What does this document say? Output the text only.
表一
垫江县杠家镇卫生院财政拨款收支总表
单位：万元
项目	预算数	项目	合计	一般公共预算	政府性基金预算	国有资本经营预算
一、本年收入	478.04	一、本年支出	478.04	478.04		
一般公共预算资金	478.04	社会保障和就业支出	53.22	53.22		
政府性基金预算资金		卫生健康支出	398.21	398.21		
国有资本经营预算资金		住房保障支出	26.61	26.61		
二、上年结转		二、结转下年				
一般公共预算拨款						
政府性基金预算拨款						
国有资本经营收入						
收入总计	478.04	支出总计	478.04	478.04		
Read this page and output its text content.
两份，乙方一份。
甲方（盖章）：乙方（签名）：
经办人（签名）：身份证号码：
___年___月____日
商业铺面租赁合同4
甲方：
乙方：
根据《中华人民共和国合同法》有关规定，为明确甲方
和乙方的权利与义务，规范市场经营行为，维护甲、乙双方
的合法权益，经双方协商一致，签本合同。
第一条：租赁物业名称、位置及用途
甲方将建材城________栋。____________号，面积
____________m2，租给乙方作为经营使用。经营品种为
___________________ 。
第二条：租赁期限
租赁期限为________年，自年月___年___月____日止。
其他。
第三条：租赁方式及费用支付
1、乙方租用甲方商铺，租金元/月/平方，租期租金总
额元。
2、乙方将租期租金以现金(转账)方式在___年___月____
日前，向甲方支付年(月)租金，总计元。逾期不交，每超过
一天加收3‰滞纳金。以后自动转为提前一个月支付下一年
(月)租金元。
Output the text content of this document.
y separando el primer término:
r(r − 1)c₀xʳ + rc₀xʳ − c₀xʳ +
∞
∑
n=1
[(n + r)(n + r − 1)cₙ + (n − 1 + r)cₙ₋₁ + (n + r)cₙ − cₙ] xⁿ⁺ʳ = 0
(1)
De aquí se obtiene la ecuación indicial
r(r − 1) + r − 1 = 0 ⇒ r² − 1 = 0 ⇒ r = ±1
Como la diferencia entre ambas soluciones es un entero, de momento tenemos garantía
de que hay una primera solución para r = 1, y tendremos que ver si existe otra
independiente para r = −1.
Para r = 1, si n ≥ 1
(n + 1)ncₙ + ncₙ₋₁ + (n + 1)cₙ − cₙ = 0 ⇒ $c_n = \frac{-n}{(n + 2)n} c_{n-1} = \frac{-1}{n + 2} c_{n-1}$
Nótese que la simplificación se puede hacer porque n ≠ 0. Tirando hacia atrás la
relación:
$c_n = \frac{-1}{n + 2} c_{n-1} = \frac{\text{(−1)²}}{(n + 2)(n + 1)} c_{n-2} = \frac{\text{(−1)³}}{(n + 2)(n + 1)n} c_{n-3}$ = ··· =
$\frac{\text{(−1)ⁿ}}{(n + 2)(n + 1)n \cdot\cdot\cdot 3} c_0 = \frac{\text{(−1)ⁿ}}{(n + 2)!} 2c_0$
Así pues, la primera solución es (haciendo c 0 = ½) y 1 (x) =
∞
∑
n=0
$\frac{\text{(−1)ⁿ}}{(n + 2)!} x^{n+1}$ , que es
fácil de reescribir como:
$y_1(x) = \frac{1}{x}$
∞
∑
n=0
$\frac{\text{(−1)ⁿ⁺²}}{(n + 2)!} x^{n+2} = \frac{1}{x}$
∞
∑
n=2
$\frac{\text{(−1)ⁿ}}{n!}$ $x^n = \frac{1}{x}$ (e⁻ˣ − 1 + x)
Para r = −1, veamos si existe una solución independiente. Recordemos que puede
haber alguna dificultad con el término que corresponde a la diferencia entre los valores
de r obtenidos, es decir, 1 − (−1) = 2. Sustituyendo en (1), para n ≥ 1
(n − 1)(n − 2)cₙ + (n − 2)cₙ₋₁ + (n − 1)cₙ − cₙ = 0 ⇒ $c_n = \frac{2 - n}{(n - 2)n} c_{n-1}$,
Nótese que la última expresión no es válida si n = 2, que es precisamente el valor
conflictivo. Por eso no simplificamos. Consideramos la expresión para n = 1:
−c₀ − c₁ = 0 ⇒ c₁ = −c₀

============

# EXERCISE DETAILS
Scan the material above. Copy each line that holds the word "this".

# FINAL RESULT
What does this document say? Output the text only.
Read this page and output its text content.
Output the text content of this document.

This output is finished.